Lift every line from the entries that includes the word "редакции".

▶ _Records for this exercise_:
■ ■ ■ ■

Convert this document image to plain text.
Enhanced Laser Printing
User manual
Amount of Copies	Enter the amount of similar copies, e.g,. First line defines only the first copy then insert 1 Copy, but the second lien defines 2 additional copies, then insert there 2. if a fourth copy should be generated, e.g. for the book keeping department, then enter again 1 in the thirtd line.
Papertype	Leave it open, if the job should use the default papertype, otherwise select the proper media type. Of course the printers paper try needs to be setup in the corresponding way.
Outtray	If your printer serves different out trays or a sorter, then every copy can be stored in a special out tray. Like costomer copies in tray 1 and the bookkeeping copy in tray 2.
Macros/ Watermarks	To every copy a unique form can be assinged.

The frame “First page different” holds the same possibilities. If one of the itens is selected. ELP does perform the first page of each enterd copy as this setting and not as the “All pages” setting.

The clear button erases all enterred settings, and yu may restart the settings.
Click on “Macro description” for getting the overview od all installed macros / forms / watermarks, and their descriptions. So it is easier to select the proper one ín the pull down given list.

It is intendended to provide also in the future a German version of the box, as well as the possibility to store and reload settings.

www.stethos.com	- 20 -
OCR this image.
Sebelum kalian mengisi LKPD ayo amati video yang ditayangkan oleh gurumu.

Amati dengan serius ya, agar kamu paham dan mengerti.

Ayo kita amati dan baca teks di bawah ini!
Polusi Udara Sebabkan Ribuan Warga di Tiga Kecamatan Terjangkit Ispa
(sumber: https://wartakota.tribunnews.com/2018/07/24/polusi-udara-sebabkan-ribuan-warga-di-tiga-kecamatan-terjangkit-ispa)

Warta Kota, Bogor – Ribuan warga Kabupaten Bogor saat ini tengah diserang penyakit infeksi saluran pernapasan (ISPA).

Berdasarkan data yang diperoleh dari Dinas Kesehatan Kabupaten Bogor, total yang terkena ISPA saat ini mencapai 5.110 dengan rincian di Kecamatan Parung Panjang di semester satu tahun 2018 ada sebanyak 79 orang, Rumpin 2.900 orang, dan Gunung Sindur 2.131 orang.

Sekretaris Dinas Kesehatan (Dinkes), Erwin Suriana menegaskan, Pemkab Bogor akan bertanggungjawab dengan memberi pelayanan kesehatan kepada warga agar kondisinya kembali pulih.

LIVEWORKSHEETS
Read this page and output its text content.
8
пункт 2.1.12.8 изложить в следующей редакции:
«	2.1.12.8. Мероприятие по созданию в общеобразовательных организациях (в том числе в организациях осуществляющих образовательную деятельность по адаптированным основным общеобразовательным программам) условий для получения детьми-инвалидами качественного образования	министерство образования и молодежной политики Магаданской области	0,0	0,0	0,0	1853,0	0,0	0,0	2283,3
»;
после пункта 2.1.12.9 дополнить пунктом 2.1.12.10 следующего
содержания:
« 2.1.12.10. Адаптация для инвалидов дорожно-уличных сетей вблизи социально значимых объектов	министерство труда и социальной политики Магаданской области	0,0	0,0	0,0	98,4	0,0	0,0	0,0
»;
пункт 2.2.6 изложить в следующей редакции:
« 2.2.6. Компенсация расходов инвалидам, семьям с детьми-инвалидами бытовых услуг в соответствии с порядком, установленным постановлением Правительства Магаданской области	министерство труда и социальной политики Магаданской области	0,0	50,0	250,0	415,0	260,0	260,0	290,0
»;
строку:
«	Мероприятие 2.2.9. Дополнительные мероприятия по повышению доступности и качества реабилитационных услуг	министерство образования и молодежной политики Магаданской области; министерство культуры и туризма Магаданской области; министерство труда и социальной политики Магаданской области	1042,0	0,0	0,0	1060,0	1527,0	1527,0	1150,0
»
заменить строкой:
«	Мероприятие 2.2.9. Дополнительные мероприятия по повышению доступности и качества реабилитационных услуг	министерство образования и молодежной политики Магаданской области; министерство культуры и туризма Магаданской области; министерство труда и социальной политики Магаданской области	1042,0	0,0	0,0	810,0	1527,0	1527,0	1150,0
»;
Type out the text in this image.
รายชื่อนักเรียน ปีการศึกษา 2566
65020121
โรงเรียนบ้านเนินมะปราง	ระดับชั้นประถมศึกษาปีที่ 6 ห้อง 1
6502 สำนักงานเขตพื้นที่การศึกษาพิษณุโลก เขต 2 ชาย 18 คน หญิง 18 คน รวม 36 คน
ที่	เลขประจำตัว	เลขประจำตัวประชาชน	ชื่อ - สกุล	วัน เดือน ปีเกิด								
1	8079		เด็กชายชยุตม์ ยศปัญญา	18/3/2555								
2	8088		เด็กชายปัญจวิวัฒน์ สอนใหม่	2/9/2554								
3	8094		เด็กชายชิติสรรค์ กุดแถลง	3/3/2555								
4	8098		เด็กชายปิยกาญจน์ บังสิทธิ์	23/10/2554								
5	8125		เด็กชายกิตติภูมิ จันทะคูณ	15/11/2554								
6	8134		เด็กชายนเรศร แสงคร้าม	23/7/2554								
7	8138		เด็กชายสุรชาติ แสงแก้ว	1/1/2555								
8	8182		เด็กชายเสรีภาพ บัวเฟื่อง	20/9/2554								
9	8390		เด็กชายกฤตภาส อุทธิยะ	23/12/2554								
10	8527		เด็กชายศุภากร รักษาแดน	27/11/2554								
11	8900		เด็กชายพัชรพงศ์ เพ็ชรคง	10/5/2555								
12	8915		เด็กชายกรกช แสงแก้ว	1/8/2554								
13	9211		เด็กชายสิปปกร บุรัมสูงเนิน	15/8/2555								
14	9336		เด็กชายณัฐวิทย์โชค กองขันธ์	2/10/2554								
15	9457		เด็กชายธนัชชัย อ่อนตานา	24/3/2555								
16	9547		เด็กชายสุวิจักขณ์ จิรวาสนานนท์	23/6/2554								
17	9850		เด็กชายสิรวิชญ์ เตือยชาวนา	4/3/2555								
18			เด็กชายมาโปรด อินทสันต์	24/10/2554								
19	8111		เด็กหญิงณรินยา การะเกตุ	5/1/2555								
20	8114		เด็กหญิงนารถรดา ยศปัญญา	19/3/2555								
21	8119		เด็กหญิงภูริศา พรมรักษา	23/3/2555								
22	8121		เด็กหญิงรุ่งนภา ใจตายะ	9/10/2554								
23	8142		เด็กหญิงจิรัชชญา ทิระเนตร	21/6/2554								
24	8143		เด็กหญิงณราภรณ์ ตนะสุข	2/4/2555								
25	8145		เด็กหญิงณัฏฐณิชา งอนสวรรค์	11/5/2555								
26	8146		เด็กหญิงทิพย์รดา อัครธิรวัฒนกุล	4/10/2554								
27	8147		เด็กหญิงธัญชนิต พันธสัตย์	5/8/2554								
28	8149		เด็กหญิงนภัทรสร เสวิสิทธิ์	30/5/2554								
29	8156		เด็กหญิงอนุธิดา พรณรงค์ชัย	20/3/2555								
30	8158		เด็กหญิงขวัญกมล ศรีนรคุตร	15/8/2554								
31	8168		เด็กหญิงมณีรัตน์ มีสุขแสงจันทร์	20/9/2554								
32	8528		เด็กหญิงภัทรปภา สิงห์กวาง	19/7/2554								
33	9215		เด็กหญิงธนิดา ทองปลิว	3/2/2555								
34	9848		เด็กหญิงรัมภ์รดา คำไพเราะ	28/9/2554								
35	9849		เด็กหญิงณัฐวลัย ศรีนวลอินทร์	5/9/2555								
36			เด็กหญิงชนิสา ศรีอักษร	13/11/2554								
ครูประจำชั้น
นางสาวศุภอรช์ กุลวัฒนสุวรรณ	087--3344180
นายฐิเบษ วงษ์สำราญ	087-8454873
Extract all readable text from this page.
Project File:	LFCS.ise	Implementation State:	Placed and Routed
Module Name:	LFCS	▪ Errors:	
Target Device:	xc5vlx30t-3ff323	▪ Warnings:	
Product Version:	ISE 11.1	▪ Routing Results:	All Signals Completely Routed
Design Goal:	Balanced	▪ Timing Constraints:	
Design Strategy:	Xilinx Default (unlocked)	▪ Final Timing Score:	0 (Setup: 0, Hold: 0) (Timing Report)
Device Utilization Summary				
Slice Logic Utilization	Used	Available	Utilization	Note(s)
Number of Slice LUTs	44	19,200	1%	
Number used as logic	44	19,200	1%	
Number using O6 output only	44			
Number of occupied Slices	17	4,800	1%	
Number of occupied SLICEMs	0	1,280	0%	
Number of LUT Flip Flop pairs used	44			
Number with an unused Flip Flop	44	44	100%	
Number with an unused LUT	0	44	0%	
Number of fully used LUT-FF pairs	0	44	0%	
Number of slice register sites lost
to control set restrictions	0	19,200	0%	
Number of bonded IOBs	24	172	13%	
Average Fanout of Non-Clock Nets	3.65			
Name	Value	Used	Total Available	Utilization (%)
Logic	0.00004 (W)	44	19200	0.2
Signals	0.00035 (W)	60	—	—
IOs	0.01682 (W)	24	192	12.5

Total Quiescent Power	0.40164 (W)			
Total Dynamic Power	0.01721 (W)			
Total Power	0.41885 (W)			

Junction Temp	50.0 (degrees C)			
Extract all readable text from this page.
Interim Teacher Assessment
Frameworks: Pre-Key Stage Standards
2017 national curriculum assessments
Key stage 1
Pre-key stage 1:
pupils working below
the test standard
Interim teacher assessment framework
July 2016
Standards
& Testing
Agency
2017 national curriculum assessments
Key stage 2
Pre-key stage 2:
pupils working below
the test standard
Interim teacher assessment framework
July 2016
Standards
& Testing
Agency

■ ■ ■ ■

▶ _Answer for the task_:
пункт 2.1.12.8 изложить в следующей редакции:
пункт 2.2.6 изложить в следующей редакции:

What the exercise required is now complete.